DATA TO USE
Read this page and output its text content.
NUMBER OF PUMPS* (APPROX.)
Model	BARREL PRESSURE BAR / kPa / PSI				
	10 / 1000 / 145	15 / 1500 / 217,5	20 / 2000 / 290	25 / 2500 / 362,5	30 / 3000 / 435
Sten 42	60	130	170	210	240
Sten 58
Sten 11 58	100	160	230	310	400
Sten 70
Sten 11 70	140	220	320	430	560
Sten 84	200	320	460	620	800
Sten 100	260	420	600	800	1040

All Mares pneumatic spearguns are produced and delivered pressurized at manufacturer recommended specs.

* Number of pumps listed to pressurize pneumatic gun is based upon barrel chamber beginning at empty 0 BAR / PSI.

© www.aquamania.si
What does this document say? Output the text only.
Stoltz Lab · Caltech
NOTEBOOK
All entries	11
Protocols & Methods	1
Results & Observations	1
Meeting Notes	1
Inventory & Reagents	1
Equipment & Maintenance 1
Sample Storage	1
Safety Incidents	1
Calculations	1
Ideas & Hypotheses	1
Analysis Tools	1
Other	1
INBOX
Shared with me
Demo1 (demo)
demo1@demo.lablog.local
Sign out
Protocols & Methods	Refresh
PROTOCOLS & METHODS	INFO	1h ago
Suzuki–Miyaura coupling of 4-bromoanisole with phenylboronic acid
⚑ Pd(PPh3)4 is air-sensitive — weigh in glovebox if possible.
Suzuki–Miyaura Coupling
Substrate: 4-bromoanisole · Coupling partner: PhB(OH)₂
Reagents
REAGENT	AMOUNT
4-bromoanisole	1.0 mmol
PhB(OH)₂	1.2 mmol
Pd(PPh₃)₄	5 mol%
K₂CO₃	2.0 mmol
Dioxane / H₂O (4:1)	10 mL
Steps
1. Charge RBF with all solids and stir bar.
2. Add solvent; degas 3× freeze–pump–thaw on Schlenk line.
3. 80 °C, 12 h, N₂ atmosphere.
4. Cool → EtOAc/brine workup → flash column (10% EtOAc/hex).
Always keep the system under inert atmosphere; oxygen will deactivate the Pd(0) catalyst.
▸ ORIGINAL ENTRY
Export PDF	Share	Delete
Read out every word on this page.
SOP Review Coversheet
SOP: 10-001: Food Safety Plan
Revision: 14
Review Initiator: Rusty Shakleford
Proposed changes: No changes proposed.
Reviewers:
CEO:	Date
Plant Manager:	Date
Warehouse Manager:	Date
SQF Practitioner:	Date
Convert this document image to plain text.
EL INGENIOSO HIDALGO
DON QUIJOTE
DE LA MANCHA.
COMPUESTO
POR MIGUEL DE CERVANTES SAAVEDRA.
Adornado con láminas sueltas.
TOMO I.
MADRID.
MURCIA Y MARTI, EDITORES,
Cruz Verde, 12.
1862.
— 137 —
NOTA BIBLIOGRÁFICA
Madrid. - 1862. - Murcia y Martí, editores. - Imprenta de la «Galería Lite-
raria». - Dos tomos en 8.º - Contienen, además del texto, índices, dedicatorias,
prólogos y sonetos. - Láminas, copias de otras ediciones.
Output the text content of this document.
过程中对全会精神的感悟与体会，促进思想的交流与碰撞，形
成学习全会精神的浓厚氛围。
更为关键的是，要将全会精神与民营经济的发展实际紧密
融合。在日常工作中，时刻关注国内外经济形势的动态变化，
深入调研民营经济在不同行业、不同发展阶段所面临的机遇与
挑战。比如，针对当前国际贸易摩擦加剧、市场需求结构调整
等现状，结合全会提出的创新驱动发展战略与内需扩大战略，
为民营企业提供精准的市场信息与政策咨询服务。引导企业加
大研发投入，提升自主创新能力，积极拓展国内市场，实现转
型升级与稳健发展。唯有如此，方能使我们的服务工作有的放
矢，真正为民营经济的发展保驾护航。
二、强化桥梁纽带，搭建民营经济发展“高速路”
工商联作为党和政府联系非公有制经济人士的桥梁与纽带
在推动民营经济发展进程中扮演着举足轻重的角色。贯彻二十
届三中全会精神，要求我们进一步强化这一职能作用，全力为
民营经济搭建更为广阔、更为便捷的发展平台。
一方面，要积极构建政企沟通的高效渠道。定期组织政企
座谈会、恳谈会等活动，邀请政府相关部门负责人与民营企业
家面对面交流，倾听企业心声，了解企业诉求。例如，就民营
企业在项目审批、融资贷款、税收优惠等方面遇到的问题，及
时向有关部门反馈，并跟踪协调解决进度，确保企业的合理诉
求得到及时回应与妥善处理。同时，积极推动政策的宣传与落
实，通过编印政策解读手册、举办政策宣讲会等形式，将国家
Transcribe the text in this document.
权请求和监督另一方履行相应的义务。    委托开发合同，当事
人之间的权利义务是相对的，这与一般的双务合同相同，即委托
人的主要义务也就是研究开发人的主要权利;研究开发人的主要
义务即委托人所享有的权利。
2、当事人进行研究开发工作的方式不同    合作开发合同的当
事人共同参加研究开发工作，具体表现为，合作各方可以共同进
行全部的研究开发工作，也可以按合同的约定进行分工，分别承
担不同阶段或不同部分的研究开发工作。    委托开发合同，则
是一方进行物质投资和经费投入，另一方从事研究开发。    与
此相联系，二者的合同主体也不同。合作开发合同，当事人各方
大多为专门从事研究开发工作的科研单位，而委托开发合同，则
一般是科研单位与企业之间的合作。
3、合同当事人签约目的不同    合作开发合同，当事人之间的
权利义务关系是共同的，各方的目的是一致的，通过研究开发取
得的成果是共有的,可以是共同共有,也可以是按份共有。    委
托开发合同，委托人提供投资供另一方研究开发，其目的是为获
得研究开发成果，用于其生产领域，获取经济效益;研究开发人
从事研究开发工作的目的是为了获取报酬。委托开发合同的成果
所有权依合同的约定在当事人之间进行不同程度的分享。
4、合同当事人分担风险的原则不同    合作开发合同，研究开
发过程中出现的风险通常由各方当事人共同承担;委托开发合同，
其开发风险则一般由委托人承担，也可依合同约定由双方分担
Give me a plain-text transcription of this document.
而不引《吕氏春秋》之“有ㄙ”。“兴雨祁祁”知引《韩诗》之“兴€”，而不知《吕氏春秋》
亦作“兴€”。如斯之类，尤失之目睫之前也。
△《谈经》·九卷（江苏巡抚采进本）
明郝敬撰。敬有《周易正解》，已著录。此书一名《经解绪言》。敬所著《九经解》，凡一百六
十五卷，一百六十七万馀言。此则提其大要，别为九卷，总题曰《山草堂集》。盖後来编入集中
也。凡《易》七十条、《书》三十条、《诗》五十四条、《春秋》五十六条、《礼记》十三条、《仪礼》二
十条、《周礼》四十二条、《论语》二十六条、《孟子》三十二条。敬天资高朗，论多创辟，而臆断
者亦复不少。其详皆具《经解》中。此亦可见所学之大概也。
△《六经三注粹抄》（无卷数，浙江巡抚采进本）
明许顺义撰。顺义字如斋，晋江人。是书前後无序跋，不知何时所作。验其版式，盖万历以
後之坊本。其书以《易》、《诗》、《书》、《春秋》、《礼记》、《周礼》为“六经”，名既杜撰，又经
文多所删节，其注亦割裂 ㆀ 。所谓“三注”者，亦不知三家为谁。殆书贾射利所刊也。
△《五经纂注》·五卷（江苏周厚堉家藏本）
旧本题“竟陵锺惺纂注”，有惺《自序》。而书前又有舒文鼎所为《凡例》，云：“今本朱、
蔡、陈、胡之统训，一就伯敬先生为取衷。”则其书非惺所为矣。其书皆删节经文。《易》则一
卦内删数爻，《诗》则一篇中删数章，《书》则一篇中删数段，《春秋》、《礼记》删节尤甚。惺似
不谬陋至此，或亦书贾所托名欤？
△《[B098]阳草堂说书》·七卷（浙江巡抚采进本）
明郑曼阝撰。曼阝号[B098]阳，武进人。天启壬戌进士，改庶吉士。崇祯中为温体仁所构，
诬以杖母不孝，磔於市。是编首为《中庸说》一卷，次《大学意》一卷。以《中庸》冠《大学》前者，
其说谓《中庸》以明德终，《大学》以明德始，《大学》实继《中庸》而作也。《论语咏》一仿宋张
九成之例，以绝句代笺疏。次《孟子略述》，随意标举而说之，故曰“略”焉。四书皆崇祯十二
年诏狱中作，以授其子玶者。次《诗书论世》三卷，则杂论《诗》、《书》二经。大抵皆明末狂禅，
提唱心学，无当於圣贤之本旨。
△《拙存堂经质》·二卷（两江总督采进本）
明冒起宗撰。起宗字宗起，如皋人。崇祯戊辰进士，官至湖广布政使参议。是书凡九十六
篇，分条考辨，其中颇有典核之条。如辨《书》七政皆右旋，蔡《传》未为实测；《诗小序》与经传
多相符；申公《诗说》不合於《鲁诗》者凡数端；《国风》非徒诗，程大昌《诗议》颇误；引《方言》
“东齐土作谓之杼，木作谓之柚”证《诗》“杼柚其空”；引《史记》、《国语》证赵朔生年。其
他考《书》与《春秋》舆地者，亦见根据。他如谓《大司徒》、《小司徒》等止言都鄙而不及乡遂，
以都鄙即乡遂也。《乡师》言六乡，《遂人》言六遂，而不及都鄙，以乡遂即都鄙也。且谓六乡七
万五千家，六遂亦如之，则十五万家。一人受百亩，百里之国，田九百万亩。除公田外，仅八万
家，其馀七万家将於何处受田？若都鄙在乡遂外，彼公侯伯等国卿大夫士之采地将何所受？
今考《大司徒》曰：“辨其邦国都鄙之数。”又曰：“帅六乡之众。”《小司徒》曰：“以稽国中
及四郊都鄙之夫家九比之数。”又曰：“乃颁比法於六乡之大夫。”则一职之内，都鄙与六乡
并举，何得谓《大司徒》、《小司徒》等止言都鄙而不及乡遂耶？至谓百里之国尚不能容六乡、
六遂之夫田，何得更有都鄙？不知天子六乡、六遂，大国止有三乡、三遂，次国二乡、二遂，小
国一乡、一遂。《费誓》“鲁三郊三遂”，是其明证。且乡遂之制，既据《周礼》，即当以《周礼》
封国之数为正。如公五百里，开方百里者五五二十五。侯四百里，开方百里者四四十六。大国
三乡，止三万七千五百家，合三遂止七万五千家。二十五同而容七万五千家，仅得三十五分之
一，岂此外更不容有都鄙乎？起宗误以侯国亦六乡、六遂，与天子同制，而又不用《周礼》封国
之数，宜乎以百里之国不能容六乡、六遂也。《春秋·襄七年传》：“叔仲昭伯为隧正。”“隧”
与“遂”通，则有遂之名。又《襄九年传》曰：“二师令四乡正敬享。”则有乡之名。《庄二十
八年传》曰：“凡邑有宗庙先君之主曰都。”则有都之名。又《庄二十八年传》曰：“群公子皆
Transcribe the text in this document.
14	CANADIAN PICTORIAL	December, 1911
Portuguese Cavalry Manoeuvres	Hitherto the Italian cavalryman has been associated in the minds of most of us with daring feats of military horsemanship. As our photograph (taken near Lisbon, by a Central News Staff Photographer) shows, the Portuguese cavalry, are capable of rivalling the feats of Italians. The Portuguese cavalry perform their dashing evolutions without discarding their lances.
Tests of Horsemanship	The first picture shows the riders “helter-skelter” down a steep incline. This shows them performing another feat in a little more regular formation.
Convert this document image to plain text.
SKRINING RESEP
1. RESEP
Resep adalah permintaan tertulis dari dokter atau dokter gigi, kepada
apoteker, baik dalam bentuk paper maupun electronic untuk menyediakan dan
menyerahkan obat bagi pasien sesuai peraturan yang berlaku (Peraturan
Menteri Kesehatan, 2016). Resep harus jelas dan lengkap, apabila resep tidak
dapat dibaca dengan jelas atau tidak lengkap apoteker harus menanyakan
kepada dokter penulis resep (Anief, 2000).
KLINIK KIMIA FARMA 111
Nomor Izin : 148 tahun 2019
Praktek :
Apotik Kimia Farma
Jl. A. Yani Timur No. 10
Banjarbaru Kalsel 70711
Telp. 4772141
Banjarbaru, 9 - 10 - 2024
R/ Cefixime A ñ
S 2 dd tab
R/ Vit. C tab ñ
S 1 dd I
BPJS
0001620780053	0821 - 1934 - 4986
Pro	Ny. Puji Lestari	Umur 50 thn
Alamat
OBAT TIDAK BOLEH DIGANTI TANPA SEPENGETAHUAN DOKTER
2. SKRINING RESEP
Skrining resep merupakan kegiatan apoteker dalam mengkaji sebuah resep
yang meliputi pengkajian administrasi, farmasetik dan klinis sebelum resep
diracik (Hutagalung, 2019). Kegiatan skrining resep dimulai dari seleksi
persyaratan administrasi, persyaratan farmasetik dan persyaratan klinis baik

PROBLEM DETAILS
Select every line where the word "Sten" occurs.

EXERCISE ANSWER
Sten 42	60	130	170	210	240
Sten 58
Sten 11 58	100	160	230	310	400
Sten 70
Sten 11 70	140	220	320	430	560
Sten 84	200	320	460	620	800
Sten 100	260	420	600	800	1040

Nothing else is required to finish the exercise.